---- Items

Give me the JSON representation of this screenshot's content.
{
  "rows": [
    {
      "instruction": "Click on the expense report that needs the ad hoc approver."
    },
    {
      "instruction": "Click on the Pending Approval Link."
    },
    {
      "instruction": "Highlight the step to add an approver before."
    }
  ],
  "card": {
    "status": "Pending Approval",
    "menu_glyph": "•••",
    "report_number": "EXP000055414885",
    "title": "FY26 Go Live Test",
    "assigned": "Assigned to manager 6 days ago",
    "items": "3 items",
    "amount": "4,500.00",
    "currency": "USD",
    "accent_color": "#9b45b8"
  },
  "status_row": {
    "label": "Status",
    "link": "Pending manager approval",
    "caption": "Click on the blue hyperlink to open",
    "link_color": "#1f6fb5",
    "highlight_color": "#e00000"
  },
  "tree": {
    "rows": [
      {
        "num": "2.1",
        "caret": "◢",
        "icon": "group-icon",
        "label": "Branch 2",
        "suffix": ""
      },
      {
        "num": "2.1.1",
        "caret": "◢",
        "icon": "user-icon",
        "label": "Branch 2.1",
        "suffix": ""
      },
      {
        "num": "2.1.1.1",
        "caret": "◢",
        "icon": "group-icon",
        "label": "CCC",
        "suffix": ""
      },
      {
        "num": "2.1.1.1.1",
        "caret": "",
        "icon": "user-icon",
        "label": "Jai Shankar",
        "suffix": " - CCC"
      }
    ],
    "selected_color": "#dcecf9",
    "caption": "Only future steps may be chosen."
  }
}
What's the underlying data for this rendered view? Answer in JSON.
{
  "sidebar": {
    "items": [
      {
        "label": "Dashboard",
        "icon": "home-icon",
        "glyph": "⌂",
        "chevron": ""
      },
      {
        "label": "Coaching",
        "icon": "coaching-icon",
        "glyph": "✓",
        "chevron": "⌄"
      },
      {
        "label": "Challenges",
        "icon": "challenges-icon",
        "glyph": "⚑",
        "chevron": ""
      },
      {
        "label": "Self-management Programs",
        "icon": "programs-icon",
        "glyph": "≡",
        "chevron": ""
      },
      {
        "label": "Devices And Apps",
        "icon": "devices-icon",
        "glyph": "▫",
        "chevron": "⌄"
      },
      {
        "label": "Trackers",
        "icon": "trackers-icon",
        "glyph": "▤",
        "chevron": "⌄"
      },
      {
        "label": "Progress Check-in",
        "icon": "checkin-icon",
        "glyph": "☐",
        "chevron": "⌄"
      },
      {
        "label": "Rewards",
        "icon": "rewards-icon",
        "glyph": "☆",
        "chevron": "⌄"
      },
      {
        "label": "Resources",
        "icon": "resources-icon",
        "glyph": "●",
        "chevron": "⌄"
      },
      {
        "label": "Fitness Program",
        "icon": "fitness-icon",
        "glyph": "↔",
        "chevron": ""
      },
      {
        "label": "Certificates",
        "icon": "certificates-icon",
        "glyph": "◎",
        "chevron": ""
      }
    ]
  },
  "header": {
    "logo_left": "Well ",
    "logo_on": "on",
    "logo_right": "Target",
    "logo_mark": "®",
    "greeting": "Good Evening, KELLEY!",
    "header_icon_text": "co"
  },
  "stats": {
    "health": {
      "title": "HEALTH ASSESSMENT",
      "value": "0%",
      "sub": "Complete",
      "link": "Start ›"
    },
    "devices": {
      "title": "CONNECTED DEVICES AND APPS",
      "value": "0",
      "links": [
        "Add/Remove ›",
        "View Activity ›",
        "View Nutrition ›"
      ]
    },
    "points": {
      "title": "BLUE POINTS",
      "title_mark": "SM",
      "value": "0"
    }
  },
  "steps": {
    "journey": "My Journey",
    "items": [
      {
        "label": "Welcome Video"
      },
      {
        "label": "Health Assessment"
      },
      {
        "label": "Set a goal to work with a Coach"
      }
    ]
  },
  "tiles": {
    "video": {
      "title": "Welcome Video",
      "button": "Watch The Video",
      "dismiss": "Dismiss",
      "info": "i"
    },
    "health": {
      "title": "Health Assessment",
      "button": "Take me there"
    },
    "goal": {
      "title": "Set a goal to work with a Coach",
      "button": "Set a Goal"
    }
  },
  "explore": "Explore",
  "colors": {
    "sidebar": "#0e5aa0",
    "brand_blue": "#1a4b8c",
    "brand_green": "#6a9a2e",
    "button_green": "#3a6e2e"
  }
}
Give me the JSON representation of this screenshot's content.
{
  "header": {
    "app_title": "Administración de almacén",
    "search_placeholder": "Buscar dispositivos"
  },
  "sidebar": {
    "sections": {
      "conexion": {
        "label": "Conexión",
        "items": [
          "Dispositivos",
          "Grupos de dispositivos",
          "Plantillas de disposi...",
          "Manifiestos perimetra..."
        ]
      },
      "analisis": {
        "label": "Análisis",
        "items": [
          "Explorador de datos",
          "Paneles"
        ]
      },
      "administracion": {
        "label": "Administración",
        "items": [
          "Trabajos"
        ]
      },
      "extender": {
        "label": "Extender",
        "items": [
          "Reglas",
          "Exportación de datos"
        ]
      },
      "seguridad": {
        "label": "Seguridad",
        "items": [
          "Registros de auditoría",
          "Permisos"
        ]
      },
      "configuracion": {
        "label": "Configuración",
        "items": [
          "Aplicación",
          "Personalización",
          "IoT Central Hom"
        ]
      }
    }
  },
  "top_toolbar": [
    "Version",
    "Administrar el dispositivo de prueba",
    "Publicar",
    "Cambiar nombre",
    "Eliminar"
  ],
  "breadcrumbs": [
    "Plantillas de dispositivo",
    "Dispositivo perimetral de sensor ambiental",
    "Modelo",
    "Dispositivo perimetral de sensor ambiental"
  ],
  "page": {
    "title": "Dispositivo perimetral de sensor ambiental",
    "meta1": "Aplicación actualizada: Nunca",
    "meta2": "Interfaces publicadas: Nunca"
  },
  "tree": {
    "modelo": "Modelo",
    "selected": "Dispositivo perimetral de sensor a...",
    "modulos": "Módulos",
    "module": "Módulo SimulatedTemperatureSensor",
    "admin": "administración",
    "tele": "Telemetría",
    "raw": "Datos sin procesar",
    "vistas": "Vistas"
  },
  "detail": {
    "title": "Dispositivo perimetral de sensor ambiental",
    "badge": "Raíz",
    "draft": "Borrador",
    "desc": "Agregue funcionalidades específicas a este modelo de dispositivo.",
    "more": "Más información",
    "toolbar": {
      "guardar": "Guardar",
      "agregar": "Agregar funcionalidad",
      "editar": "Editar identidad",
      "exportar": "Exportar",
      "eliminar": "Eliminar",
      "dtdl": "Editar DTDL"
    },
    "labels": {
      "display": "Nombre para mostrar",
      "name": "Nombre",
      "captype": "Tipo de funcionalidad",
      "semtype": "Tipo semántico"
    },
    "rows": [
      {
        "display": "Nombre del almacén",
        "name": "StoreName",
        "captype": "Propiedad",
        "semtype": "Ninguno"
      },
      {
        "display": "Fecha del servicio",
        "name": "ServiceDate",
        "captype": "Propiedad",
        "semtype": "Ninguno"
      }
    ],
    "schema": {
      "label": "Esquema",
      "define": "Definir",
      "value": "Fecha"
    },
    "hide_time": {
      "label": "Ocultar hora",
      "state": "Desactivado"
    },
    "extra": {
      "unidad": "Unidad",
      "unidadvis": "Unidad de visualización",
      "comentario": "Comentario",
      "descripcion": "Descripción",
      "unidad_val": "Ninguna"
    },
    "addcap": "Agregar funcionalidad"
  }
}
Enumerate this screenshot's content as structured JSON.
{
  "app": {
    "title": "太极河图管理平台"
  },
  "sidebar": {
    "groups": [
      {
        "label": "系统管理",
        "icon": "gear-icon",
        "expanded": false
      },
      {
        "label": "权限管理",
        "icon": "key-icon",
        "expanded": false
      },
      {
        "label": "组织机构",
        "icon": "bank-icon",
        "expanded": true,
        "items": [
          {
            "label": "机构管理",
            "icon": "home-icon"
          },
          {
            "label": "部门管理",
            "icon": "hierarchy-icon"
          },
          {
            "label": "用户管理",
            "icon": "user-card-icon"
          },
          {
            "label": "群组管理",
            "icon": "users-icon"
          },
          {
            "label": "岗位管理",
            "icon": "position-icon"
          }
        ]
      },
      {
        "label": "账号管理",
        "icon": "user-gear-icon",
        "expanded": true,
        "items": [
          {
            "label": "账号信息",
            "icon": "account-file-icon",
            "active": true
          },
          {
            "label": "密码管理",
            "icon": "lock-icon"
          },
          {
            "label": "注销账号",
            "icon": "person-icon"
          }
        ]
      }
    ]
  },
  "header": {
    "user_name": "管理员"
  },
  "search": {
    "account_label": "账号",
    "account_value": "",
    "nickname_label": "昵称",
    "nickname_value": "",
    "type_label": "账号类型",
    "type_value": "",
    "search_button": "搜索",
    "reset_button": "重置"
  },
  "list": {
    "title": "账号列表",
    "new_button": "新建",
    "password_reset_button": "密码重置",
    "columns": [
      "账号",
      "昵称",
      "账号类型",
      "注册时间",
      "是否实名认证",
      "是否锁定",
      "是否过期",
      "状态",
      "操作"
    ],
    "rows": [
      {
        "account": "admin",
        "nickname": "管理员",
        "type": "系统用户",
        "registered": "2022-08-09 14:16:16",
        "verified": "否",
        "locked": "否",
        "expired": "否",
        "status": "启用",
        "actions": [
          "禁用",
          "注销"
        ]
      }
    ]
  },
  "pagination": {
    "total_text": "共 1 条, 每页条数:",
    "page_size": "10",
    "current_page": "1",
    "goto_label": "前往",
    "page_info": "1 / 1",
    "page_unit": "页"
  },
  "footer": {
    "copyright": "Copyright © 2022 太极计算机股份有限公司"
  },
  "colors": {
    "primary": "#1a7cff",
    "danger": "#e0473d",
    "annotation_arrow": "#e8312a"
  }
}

--------

**Request**. Display every line of the listing that contains the string "instruction".

**Exercise response**.
      "instruction": "Click on the expense report that needs the ad hoc approver."
      "instruction": "Click on the Pending Approval Link."
      "instruction": "Highlight the step to add an approver before."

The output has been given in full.